* [JOB]: Repeat the full listing below verbatim and keep the images out.

* [GIVEN RECORDS]:

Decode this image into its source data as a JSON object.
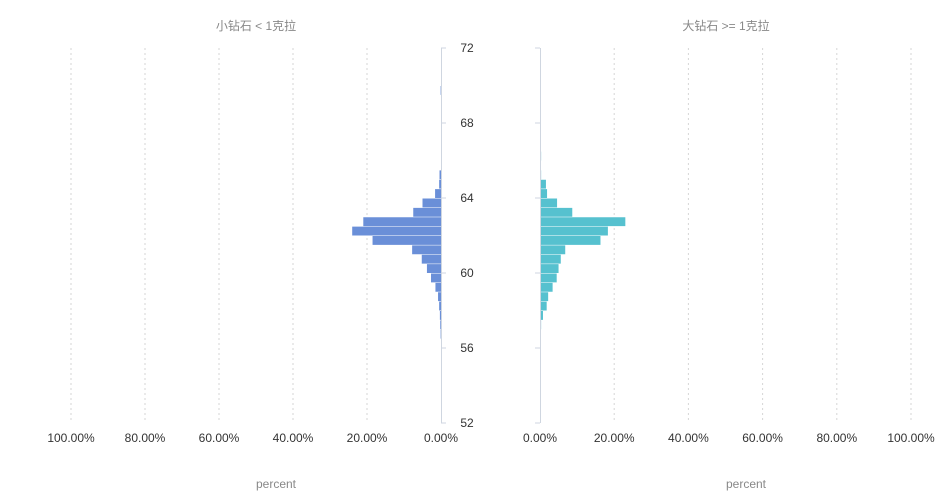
{
  "chart_data": [
    {
      "type": "bar",
      "orientation": "horizontal",
      "direction": "leftward",
      "title": "小钻石 < 1克拉",
      "xlabel": "percent",
      "xlim": [
        0,
        100
      ],
      "x_ticks": [
        "100.00%",
        "80.00%",
        "60.00%",
        "40.00%",
        "20.00%",
        "0.00%"
      ],
      "x_tick_values": [
        100,
        80,
        60,
        40,
        20,
        0
      ],
      "color": "#6a8fd8",
      "grid": "vertical dotted",
      "series": [
        {
          "bins": [
            {
              "from": 69.5,
              "to": 70.0,
              "value": 0.1
            },
            {
              "from": 65.0,
              "to": 65.5,
              "value": 0.4
            },
            {
              "from": 64.5,
              "to": 65.0,
              "value": 0.5
            },
            {
              "from": 64.0,
              "to": 64.5,
              "value": 1.6
            },
            {
              "from": 63.5,
              "to": 64.0,
              "value": 5.0
            },
            {
              "from": 63.0,
              "to": 63.5,
              "value": 7.5
            },
            {
              "from": 62.5,
              "to": 63.0,
              "value": 21.0
            },
            {
              "from": 62.0,
              "to": 62.5,
              "value": 24.0
            },
            {
              "from": 61.5,
              "to": 62.0,
              "value": 18.5
            },
            {
              "from": 61.0,
              "to": 61.5,
              "value": 7.8
            },
            {
              "from": 60.5,
              "to": 61.0,
              "value": 5.2
            },
            {
              "from": 60.0,
              "to": 60.5,
              "value": 3.8
            },
            {
              "from": 59.5,
              "to": 60.0,
              "value": 2.7
            },
            {
              "from": 59.0,
              "to": 59.5,
              "value": 1.5
            },
            {
              "from": 58.5,
              "to": 59.0,
              "value": 0.8
            },
            {
              "from": 58.0,
              "to": 58.5,
              "value": 0.5
            },
            {
              "from": 57.5,
              "to": 58.0,
              "value": 0.3
            },
            {
              "from": 57.0,
              "to": 57.5,
              "value": 0.2
            },
            {
              "from": 56.5,
              "to": 57.0,
              "value": 0.1
            }
          ]
        }
      ]
    },
    {
      "type": "bar",
      "orientation": "horizontal",
      "direction": "rightward",
      "title": "大钻石 >= 1克拉",
      "xlabel": "percent",
      "xlim": [
        0,
        100
      ],
      "x_ticks": [
        "0.00%",
        "20.00%",
        "40.00%",
        "60.00%",
        "80.00%",
        "100.00%"
      ],
      "x_tick_values": [
        0,
        20,
        40,
        60,
        80,
        100
      ],
      "color": "#56c1cf",
      "grid": "vertical dotted",
      "series": [
        {
          "bins": [
            {
              "from": 69.5,
              "to": 70.0,
              "value": 0.1
            },
            {
              "from": 68.5,
              "to": 69.0,
              "value": 0.2
            },
            {
              "from": 67.0,
              "to": 67.5,
              "value": 0.2
            },
            {
              "from": 66.0,
              "to": 66.5,
              "value": 0.3
            },
            {
              "from": 65.0,
              "to": 65.5,
              "value": 0.3
            },
            {
              "from": 64.5,
              "to": 65.0,
              "value": 1.6
            },
            {
              "from": 64.0,
              "to": 64.5,
              "value": 1.9
            },
            {
              "from": 63.5,
              "to": 64.0,
              "value": 4.6
            },
            {
              "from": 63.0,
              "to": 63.5,
              "value": 8.7
            },
            {
              "from": 62.5,
              "to": 63.0,
              "value": 23.0
            },
            {
              "from": 62.0,
              "to": 62.5,
              "value": 18.3
            },
            {
              "from": 61.5,
              "to": 62.0,
              "value": 16.3
            },
            {
              "from": 61.0,
              "to": 61.5,
              "value": 6.8
            },
            {
              "from": 60.5,
              "to": 61.0,
              "value": 5.6
            },
            {
              "from": 60.0,
              "to": 60.5,
              "value": 5.0
            },
            {
              "from": 59.5,
              "to": 60.0,
              "value": 4.5
            },
            {
              "from": 59.0,
              "to": 59.5,
              "value": 3.4
            },
            {
              "from": 58.5,
              "to": 59.0,
              "value": 2.2
            },
            {
              "from": 58.0,
              "to": 58.5,
              "value": 1.8
            },
            {
              "from": 57.5,
              "to": 58.0,
              "value": 0.8
            },
            {
              "from": 57.0,
              "to": 57.5,
              "value": 0.3
            },
            {
              "from": 55.0,
              "to": 55.5,
              "value": 0.2
            }
          ]
        }
      ]
    }
  ],
  "shared_y_axis": {
    "ylim": [
      52,
      72
    ],
    "ticks": [
      "72",
      "68",
      "64",
      "60",
      "56",
      "52"
    ],
    "tick_values": [
      72,
      68,
      64,
      60,
      56,
      52
    ]
  }
}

* [TASK SOLUTION]:
Decode this image into its source data as a JSON object.
{
  "chart_data": [
    {
      "type": "bar",
      "orientation": "horizontal",
      "direction": "leftward",
      "title": "小钻石 < 1克拉",
      "xlabel": "percent",
      "xlim": [
        0,
        100
      ],
      "x_ticks": [
        "100.00%",
        "80.00%",
        "60.00%",
        "40.00%",
        "20.00%",
        "0.00%"
      ],
      "x_tick_values": [
        100,
        80,
        60,
        40,
        20,
        0
      ],
      "color": "#6a8fd8",
      "grid": "vertical dotted",
      "series": [
        {
          "bins": [
            {
              "from": 69.5,
              "to": 70.0,
              "value": 0.1
            },
            {
              "from": 65.0,
              "to": 65.5,
              "value": 0.4
            },
            {
              "from": 64.5,
              "to": 65.0,
              "value": 0.5
            },
            {
              "from": 64.0,
              "to": 64.5,
              "value": 1.6
            },
            {
              "from": 63.5,
              "to": 64.0,
              "value": 5.0
            },
            {
              "from": 63.0,
              "to": 63.5,
              "value": 7.5
            },
            {
              "from": 62.5,
              "to": 63.0,
              "value": 21.0
            },
            {
              "from": 62.0,
              "to": 62.5,
              "value": 24.0
            },
            {
              "from": 61.5,
              "to": 62.0,
              "value": 18.5
            },
            {
              "from": 61.0,
              "to": 61.5,
              "value": 7.8
            },
            {
              "from": 60.5,
              "to": 61.0,
              "value": 5.2
            },
            {
              "from": 60.0,
              "to": 60.5,
              "value": 3.8
            },
            {
              "from": 59.5,
              "to": 60.0,
              "value": 2.7
            },
            {
              "from": 59.0,
              "to": 59.5,
              "value": 1.5
            },
            {
              "from": 58.5,
              "to": 59.0,
              "value": 0.8
            },
            {
              "from": 58.0,
              "to": 58.5,
              "value": 0.5
            },
            {
              "from": 57.5,
              "to": 58.0,
              "value": 0.3
            },
            {
              "from": 57.0,
              "to": 57.5,
              "value": 0.2
            },
            {
              "from": 56.5,
              "to": 57.0,
              "value": 0.1
            }
          ]
        }
      ]
    },
    {
      "type": "bar",
      "orientation": "horizontal",
      "direction": "rightward",
      "title": "大钻石 >= 1克拉",
      "xlabel": "percent",
      "xlim": [
        0,
        100
      ],
      "x_ticks": [
        "0.00%",
        "20.00%",
        "40.00%",
        "60.00%",
        "80.00%",
        "100.00%"
      ],
      "x_tick_values": [
        0,
        20,
        40,
        60,
        80,
        100
      ],
      "color": "#56c1cf",
      "grid": "vertical dotted",
      "series": [
        {
          "bins": [
            {
              "from": 69.5,
              "to": 70.0,
              "value": 0.1
            },
            {
              "from": 68.5,
              "to": 69.0,
              "value": 0.2
            },
            {
              "from": 67.0,
              "to": 67.5,
              "value": 0.2
            },
            {
              "from": 66.0,
              "to": 66.5,
              "value": 0.3
            },
            {
              "from": 65.0,
              "to": 65.5,
              "value": 0.3
            },
            {
              "from": 64.5,
              "to": 65.0,
              "value": 1.6
            },
            {
              "from": 64.0,
              "to": 64.5,
              "value": 1.9
            },
            {
              "from": 63.5,
              "to": 64.0,
              "value": 4.6
            },
            {
              "from": 63.0,
              "to": 63.5,
              "value": 8.7
            },
            {
              "from": 62.5,
              "to": 63.0,
              "value": 23.0
            },
            {
              "from": 62.0,
              "to": 62.5,
              "value": 18.3
            },
            {
              "from": 61.5,
              "to": 62.0,
              "value": 16.3
            },
            {
              "from": 61.0,
              "to": 61.5,
              "value": 6.8
            },
            {
              "from": 60.5,
              "to": 61.0,
              "value": 5.6
            },
            {
              "from": 60.0,
              "to": 60.5,
              "value": 5.0
            },
            {
              "from": 59.5,
              "to": 60.0,
              "value": 4.5
            },
            {
              "from": 59.0,
              "to": 59.5,
              "value": 3.4
            },
            {
              "from": 58.5,
              "to": 59.0,
              "value": 2.2
            },
            {
              "from": 58.0,
              "to": 58.5,
              "value": 1.8
            },
            {
              "from": 57.5,
              "to": 58.0,
              "value": 0.8
            },
            {
              "from": 57.0,
              "to": 57.5,
              "value": 0.3
            },
            {
              "from": 55.0,
              "to": 55.5,
              "value": 0.2
            }
          ]
        }
      ]
    }
  ],
  "shared_y_axis": {
    "ylim": [
      52,
      72
    ],
    "ticks": [
      "72",
      "68",
      "64",
      "60",
      "56",
      "52"
    ],
    "tick_values": [
      72,
      68,
      64,
      60,
      56,
      52
    ]
  }
}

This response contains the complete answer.